─── Extrait fourni
Le public va constater votre absence dans la nouvelle saison de « Affaires publiques » et va se poser des questions ; peut-on s’attendre à ce que vous rejoigniez l’équipe ?

 

Sans vous mentir, moi ça ne me dit plus rien. Je n’ai plus le temps. Ils ont quatre mois de tournage, moi je ne vais plus rentrer dedans. Moi, j’ai changé mon programme, je ne serai plus jamais de la partie.

 

Etes-vous fâché ?

 

Non, je ne suis pas fâché, mais c’est un principe. J’ai un autre projet et je n’aurai pas le temps.

 

Quel est ce nouveau projet ?

 

Je suis dans l’environnement et c’est depuis 25 ans que j’y suis. Je fais des jardins botaniques. Donc, je suis sur comment reverdir mon pays. Dans le cinéma, tu dépends de quelqu’un et dans ce projet, je ne dépends de personne, je dépends de Dieu et de bonnes volontés qui aspirent au développement de notre pays à travers l’environnement afin qu’on sauve la planète.

 

Qu’avez-vous à dire à vos fans qui auraient aimé toujours vous voir à la télé ?

 

C’est à eux de savoir écouter les gens sur les réseaux sociaux. On vous qualifie de quelque chose que vous n’êtes pas. Même Moussa Sourgou qui est DG DEGAF dans « Affaires publiques » n’a pas été appelé dans la nouvelle saison. J’ai entendu des propos infondés le concernant. Je suis dans les spots publicitaires ; déjà, ça c’est très important. Mon souhait est que le cinéma burkinabè se développe. Je suis réalisateur, je fais des documentaires et être derrière la caméra est très intéressant parce que tu n’as pas de stress.

 

A quand votre long métrage en tant que réalisateur ?
──────
─── Données
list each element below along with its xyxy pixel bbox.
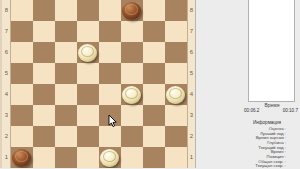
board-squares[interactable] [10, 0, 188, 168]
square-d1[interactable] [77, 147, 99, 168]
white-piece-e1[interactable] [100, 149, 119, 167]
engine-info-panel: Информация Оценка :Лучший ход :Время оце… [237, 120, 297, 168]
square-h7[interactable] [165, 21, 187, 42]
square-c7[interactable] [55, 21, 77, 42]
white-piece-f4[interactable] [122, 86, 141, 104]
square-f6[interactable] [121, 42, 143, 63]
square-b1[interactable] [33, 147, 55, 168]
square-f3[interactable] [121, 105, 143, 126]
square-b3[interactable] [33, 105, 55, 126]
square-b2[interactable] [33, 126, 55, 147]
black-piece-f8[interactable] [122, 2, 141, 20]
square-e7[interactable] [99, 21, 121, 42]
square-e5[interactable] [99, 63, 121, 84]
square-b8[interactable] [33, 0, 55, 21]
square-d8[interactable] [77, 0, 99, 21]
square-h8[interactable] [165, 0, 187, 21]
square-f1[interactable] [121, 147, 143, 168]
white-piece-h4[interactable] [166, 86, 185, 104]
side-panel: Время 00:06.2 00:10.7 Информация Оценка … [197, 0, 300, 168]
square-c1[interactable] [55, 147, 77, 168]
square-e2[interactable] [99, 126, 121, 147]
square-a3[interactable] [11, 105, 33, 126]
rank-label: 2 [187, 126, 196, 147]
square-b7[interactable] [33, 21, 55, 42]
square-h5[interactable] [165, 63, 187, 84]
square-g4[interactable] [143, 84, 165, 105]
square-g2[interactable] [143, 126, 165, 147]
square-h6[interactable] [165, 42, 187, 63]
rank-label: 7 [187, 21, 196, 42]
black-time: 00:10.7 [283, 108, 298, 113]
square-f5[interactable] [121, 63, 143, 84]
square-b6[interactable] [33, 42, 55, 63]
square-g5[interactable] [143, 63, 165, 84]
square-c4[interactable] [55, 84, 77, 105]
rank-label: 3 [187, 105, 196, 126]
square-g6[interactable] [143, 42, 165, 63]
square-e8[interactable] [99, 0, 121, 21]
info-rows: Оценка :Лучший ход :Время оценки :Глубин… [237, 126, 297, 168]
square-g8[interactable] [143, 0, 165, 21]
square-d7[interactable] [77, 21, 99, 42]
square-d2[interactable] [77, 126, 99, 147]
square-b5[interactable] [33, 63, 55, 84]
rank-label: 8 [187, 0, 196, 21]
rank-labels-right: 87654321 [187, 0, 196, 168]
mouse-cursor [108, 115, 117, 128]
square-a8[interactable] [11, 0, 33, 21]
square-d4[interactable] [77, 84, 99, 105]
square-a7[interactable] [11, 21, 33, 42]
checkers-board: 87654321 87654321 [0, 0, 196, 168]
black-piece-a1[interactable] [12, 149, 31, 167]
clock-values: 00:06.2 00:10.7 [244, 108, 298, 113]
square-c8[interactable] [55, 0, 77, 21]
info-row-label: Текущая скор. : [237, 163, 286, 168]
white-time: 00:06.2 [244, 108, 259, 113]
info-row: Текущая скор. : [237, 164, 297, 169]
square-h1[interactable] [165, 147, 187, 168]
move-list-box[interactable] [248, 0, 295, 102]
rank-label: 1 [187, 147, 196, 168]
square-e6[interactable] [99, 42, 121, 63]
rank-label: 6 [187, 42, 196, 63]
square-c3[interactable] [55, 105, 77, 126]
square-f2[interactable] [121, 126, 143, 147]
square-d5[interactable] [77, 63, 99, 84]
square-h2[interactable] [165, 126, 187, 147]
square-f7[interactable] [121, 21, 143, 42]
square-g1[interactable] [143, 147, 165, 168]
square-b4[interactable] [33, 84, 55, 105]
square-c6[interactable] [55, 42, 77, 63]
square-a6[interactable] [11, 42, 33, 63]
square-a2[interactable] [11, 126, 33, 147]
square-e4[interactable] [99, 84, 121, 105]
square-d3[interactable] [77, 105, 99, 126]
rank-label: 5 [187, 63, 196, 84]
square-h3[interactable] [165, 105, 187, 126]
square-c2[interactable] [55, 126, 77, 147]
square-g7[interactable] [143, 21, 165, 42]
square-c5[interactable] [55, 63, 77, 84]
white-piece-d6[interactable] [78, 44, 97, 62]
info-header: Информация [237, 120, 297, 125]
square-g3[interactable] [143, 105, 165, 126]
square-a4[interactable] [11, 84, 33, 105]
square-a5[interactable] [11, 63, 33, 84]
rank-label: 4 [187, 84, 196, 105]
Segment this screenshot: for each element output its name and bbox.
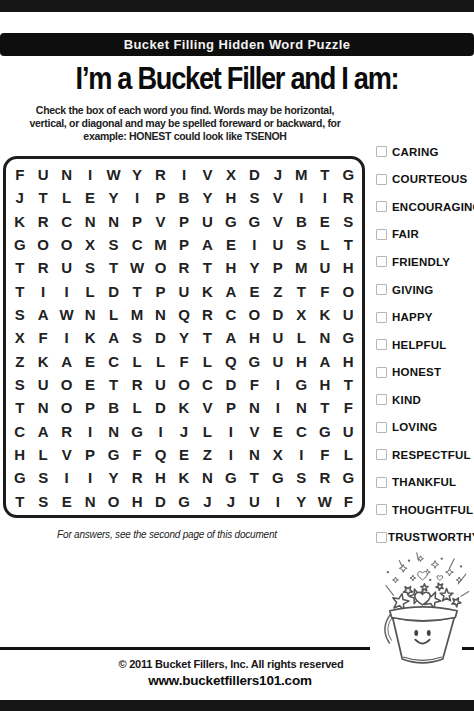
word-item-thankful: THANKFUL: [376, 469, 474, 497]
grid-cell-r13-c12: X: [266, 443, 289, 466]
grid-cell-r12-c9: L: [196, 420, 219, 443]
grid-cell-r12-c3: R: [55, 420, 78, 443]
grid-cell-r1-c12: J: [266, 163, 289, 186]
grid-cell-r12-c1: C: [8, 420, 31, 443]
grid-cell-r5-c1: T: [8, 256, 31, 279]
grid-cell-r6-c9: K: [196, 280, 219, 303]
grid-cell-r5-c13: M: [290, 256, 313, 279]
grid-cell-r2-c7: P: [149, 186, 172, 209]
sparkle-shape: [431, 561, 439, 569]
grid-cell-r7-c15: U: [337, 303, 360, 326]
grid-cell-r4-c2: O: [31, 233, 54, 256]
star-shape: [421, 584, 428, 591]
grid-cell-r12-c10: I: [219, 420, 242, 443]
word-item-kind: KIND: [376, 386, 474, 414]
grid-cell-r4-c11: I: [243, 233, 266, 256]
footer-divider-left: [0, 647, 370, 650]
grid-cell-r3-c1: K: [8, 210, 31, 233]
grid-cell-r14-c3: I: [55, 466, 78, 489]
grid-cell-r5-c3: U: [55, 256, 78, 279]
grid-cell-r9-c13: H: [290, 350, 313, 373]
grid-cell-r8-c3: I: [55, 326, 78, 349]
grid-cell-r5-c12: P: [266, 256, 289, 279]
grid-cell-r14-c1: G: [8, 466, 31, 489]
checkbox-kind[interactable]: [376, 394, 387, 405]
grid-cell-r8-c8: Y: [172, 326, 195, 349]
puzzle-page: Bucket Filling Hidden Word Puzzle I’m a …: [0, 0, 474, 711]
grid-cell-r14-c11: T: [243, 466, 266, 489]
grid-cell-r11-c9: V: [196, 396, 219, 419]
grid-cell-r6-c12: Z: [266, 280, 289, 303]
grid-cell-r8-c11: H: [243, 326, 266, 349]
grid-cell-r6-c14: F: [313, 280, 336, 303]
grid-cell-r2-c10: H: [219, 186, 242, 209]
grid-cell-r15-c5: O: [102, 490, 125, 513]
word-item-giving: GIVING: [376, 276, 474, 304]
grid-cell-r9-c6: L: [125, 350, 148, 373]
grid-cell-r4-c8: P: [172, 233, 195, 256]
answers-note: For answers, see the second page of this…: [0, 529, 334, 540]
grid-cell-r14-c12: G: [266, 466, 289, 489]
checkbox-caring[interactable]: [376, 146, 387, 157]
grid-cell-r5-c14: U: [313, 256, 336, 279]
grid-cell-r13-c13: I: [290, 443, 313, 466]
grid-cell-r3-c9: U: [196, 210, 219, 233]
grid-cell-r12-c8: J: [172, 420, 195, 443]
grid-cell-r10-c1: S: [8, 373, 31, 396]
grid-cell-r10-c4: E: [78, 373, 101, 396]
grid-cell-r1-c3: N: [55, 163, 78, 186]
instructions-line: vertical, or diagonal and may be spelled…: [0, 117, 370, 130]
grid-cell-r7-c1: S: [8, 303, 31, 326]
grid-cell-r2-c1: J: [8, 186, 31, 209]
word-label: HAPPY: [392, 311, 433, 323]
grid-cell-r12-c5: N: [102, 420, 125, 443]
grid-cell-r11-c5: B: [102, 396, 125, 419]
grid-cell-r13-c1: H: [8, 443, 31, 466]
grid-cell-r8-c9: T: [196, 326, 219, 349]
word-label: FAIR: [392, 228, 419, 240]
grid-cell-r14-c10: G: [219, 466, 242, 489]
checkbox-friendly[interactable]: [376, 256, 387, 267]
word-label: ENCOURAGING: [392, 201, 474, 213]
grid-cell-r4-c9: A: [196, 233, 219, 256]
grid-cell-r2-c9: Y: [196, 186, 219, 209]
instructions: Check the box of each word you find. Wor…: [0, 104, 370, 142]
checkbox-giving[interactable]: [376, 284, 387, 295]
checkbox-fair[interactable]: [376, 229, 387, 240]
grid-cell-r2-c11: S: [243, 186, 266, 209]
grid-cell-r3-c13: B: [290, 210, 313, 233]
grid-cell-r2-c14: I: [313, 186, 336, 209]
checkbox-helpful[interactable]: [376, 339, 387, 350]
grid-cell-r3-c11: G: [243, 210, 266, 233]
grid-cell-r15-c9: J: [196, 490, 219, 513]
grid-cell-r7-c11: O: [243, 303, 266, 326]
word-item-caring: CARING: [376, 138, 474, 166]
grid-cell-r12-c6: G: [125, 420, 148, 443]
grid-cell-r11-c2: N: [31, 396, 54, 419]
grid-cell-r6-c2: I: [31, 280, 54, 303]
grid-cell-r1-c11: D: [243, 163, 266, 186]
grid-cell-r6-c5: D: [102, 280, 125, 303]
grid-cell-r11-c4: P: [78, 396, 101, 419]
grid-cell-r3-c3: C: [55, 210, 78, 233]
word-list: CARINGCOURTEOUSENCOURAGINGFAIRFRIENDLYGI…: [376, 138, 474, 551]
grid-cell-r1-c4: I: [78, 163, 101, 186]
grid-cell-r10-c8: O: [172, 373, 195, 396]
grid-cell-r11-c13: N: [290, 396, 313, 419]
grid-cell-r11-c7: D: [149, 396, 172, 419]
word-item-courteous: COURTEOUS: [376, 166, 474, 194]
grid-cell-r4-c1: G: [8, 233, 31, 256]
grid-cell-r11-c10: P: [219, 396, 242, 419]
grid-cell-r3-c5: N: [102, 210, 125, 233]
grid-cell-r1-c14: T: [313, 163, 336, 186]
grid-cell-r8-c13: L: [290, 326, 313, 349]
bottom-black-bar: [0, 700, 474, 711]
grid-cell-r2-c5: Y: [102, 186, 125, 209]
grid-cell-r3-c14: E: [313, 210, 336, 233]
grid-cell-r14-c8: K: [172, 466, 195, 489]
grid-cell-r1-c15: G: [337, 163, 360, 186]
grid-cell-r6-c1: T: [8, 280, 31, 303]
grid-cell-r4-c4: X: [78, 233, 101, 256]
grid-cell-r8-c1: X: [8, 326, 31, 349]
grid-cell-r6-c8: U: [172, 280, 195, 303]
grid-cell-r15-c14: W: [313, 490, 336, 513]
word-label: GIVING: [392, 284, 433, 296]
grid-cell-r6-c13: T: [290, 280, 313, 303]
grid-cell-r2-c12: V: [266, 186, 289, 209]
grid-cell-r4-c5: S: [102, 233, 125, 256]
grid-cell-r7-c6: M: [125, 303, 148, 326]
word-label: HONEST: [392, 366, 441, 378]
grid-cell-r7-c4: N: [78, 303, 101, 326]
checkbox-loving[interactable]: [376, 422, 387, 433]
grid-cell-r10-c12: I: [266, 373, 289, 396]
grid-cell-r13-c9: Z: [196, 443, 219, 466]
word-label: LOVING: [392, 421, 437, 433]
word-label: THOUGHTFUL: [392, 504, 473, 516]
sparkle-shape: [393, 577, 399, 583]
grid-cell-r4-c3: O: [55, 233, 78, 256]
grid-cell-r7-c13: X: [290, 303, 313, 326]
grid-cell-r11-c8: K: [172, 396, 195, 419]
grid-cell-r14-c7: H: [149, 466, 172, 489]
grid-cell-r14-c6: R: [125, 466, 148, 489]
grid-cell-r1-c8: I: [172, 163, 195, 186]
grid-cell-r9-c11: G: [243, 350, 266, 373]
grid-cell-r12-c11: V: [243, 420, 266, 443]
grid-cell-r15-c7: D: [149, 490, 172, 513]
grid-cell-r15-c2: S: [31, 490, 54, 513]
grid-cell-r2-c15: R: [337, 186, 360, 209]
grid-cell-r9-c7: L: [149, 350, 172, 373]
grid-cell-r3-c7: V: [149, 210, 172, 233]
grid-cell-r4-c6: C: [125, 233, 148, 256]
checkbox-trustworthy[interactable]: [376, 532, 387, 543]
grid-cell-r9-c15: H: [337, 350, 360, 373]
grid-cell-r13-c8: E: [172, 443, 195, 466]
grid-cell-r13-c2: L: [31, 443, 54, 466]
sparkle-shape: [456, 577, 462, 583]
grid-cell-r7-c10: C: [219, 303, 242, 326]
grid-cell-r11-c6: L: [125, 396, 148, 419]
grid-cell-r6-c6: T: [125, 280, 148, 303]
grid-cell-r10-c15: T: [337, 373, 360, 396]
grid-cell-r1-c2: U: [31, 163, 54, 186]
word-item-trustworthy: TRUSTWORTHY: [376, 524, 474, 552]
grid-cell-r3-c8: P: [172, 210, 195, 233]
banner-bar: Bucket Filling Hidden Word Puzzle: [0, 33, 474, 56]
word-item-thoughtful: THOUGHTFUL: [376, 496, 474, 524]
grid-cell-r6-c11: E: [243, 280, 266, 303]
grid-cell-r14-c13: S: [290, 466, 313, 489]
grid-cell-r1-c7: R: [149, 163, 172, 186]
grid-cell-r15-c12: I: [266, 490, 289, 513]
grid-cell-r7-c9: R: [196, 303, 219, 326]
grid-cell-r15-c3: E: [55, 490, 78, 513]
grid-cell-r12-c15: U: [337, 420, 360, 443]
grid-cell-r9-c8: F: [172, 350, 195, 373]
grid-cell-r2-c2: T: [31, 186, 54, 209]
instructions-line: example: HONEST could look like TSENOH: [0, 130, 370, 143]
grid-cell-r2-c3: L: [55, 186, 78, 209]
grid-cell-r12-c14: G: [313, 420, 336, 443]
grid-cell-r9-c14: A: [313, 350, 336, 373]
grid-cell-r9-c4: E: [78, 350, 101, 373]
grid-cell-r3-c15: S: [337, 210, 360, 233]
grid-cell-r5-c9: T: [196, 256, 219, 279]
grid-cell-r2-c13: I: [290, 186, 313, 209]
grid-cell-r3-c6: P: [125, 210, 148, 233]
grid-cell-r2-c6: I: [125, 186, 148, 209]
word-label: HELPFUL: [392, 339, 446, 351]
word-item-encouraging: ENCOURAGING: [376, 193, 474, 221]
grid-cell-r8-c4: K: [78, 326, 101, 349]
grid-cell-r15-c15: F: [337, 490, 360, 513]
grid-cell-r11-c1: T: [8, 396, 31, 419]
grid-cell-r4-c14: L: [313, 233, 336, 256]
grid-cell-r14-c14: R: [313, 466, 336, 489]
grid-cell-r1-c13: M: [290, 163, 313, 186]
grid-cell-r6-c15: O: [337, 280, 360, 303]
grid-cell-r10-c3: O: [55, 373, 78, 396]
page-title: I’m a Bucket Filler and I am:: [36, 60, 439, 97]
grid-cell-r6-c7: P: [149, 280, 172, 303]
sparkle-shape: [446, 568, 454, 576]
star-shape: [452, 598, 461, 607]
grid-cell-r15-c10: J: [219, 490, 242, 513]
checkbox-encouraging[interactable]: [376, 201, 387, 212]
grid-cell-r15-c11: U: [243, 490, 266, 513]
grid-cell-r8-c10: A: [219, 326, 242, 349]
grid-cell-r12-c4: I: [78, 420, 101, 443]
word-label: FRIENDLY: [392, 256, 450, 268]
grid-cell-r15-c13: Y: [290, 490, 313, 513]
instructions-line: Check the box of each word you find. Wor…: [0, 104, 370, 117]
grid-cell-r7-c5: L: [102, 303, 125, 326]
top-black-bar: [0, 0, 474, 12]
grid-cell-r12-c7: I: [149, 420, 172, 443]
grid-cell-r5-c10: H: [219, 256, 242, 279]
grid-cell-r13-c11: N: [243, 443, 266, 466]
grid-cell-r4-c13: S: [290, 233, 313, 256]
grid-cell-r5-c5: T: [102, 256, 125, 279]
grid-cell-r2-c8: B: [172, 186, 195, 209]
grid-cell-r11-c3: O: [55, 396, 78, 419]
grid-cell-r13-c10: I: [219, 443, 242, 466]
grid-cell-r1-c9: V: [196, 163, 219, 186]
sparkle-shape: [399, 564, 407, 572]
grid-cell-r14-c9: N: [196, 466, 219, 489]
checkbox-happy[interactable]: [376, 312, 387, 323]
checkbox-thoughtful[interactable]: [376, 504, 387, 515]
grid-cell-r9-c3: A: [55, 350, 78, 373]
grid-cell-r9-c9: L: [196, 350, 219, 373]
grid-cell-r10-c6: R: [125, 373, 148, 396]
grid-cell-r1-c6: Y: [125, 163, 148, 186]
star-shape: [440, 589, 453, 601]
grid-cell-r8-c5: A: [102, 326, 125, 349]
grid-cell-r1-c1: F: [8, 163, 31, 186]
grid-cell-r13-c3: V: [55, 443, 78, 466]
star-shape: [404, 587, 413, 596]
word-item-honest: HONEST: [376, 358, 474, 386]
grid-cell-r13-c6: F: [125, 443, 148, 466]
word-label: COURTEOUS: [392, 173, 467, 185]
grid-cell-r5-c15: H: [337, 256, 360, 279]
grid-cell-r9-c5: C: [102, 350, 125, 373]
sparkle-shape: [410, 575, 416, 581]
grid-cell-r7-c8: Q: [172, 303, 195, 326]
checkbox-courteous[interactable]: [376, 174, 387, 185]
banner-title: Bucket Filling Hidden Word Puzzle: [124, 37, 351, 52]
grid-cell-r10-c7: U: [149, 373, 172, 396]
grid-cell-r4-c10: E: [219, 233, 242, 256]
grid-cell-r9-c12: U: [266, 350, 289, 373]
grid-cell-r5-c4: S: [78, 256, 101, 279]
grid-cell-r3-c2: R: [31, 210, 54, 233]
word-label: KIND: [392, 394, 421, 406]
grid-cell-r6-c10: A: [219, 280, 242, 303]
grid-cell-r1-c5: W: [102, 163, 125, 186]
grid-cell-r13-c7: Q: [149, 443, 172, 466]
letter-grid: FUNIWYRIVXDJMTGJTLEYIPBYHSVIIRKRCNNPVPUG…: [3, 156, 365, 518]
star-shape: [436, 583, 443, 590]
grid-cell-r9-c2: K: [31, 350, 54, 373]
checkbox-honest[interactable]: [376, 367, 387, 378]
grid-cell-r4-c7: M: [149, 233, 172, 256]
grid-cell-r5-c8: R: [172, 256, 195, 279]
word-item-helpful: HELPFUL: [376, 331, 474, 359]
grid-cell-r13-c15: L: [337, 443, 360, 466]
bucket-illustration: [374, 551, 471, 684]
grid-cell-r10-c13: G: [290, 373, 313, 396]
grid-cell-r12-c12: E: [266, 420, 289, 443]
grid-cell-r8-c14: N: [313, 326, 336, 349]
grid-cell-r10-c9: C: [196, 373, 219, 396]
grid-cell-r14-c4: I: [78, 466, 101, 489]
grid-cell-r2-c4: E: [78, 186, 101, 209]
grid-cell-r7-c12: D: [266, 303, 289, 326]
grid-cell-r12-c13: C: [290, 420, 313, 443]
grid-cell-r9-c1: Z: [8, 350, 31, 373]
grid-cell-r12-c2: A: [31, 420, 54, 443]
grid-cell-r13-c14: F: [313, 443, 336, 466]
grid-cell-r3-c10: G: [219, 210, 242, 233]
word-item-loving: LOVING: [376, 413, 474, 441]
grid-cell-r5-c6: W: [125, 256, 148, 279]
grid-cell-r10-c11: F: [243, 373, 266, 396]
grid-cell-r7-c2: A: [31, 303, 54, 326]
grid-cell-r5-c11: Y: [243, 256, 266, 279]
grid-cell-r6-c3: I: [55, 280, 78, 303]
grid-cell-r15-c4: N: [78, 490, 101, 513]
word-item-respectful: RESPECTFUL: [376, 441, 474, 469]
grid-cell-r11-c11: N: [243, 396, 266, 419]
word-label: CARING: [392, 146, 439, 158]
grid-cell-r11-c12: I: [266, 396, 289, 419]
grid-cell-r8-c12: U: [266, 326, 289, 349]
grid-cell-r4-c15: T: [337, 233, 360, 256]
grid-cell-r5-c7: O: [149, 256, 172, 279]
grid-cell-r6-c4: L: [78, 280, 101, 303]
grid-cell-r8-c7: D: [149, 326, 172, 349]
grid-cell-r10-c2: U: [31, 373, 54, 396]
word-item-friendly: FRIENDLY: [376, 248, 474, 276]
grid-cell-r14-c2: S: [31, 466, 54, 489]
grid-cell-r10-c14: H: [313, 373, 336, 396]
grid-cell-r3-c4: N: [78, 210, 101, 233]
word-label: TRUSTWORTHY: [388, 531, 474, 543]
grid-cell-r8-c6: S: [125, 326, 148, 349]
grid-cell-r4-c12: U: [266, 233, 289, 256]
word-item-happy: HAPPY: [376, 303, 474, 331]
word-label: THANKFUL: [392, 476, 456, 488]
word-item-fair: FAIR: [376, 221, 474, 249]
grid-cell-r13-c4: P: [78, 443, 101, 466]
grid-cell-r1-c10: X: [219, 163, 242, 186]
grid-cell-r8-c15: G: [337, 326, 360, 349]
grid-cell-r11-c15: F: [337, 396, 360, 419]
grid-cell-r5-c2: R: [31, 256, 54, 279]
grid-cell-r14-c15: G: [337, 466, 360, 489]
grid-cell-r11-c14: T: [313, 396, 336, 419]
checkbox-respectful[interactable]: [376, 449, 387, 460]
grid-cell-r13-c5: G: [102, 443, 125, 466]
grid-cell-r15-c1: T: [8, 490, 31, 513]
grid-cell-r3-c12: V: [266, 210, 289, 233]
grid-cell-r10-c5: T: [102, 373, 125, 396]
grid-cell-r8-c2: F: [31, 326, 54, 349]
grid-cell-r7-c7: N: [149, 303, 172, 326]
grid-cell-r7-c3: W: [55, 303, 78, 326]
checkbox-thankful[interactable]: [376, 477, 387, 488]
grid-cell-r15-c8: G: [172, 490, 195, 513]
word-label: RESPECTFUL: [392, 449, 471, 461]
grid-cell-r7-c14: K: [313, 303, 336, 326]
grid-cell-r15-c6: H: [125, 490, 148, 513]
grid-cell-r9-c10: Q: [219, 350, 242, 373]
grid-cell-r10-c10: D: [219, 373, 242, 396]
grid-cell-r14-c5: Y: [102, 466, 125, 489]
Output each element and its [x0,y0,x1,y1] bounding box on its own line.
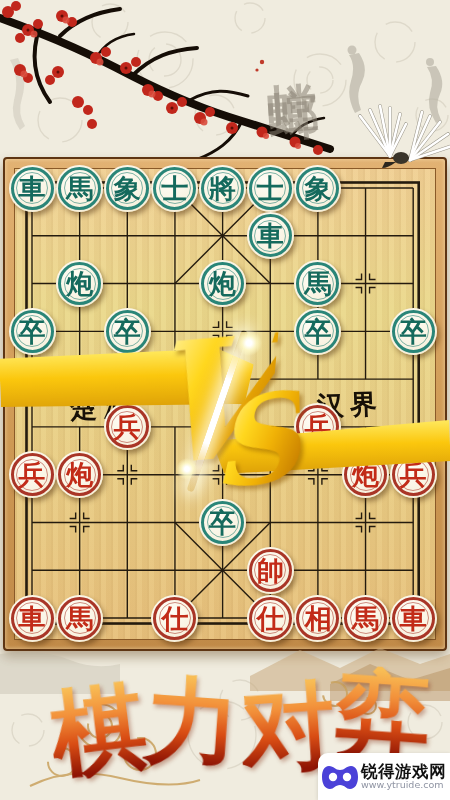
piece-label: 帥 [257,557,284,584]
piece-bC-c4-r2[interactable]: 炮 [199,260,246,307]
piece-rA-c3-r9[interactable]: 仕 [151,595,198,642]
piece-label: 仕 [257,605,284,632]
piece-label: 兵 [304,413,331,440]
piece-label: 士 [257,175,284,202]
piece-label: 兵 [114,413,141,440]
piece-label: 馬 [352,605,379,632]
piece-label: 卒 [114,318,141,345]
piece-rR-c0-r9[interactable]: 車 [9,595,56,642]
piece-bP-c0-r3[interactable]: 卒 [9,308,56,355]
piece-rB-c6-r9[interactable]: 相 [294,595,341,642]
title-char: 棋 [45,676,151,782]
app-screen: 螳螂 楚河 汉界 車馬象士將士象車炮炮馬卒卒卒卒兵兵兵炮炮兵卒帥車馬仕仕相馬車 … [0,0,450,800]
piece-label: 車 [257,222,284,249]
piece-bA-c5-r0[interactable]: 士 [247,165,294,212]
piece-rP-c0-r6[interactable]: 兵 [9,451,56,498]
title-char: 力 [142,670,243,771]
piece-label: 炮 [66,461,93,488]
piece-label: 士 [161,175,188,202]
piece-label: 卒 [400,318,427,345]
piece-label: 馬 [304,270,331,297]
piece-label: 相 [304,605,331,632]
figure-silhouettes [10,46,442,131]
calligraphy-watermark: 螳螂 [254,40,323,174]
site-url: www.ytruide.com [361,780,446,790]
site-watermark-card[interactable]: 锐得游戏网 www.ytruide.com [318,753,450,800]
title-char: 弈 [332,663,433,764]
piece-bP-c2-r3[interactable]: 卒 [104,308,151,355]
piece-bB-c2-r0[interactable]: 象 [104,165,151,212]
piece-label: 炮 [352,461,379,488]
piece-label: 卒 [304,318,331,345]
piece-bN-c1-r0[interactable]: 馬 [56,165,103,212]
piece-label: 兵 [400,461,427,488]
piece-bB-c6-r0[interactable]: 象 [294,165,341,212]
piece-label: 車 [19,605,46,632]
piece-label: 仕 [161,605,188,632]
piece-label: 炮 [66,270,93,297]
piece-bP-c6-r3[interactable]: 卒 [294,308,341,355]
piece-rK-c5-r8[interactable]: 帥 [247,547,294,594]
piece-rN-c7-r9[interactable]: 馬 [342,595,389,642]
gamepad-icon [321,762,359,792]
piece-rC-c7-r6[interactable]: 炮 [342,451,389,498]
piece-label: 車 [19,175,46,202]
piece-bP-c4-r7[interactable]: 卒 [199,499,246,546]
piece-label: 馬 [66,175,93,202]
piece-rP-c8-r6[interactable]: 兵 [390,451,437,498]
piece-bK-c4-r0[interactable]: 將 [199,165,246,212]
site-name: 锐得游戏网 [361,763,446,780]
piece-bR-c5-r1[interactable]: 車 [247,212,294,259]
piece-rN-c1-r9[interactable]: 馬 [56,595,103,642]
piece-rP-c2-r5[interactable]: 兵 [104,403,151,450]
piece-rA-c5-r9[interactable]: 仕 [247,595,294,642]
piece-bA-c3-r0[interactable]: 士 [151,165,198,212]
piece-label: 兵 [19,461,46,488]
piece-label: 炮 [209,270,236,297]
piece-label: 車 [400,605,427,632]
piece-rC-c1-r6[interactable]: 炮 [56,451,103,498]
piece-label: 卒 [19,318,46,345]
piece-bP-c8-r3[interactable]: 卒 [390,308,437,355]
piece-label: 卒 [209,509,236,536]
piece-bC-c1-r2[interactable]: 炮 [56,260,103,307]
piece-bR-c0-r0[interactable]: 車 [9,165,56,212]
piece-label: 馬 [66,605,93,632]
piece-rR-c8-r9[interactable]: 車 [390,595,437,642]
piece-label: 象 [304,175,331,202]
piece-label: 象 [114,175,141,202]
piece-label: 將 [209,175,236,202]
──────
**Consigne**
Dans l'entretien, remplacez « fans » par « admirateurs » et recopiez le passage commençant par « Qu’avez-vous à dire » et se terminant par « pas de stress. ».

**Corrigé**
Qu’avez-vous à dire à vos admirateurs qui auraient aimé toujours vous voir à la télé ?

 

C’est à eux de savoir écouter les gens sur les réseaux sociaux. On vous qualifie de quelque chose que vous n’êtes pas. Même Moussa Sourgou qui est DG DEGAF dans « Affaires publiques » n’a pas été appelé dans la nouvelle saison. J’ai entendu des propos infondés le concernant. Je suis dans les spots publicitaires ; déjà, ça c’est très important. Mon souhait est que le cinéma burkinabè se développe. Je suis réalisateur, je fais des documentaires et être derrière la caméra est très intéressant parce que tu n’as pas de stress.